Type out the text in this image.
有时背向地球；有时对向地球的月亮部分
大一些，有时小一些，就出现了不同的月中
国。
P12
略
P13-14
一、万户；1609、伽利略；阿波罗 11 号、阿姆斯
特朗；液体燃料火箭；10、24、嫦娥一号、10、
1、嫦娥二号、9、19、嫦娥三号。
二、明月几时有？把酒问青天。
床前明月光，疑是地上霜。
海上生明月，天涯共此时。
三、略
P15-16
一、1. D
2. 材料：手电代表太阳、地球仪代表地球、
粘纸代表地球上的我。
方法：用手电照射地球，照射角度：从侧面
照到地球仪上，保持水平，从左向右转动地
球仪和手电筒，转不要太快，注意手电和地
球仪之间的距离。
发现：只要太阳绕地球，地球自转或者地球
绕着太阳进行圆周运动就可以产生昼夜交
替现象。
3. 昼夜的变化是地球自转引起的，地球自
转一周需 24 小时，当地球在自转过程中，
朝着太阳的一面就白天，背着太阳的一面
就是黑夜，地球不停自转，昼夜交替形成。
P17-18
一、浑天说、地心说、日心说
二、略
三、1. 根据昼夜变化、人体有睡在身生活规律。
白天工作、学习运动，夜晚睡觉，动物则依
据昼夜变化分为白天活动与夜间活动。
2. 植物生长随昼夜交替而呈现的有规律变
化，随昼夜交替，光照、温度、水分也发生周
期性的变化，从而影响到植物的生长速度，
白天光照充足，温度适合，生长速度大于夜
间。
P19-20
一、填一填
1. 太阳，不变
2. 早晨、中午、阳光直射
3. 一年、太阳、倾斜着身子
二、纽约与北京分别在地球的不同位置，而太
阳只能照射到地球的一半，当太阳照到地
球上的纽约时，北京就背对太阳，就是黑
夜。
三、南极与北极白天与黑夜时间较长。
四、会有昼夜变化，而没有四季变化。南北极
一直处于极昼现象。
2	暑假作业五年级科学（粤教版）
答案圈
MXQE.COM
.....
WHAT IS NEEDED:
Return every line of the material exactly.

RESPONSE:
Type out the text in this image.
有时背向地球；有时对向地球的月亮部分
大一些，有时小一些，就出现了不同的月中
国。
P12
略
P13-14
一、万户；1609、伽利略；阿波罗 11 号、阿姆斯
特朗；液体燃料火箭；10、24、嫦娥一号、10、
1、嫦娥二号、9、19、嫦娥三号。
二、明月几时有？把酒问青天。
床前明月光，疑是地上霜。
海上生明月，天涯共此时。
三、略
P15-16
一、1. D
2. 材料：手电代表太阳、地球仪代表地球、
粘纸代表地球上的我。
方法：用手电照射地球，照射角度：从侧面
照到地球仪上，保持水平，从左向右转动地
球仪和手电筒，转不要太快，注意手电和地
球仪之间的距离。
发现：只要太阳绕地球，地球自转或者地球
绕着太阳进行圆周运动就可以产生昼夜交
替现象。
3. 昼夜的变化是地球自转引起的，地球自
转一周需 24 小时，当地球在自转过程中，
朝着太阳的一面就白天，背着太阳的一面
就是黑夜，地球不停自转，昼夜交替形成。
P17-18
一、浑天说、地心说、日心说
二、略
三、1. 根据昼夜变化、人体有睡在身生活规律。
白天工作、学习运动，夜晚睡觉，动物则依
据昼夜变化分为白天活动与夜间活动。
2. 植物生长随昼夜交替而呈现的有规律变
化，随昼夜交替，光照、温度、水分也发生周
期性的变化，从而影响到植物的生长速度，
白天光照充足，温度适合，生长速度大于夜
间。
P19-20
一、填一填
1. 太阳，不变
2. 早晨、中午、阳光直射
3. 一年、太阳、倾斜着身子
二、纽约与北京分别在地球的不同位置，而太
阳只能照射到地球的一半，当太阳照到地
球上的纽约时，北京就背对太阳，就是黑
夜。
三、南极与北极白天与黑夜时间较长。
四、会有昼夜变化，而没有四季变化。南北极
一直处于极昼现象。
2	暑假作业五年级科学（粤教版）
答案圈
MXQE.COM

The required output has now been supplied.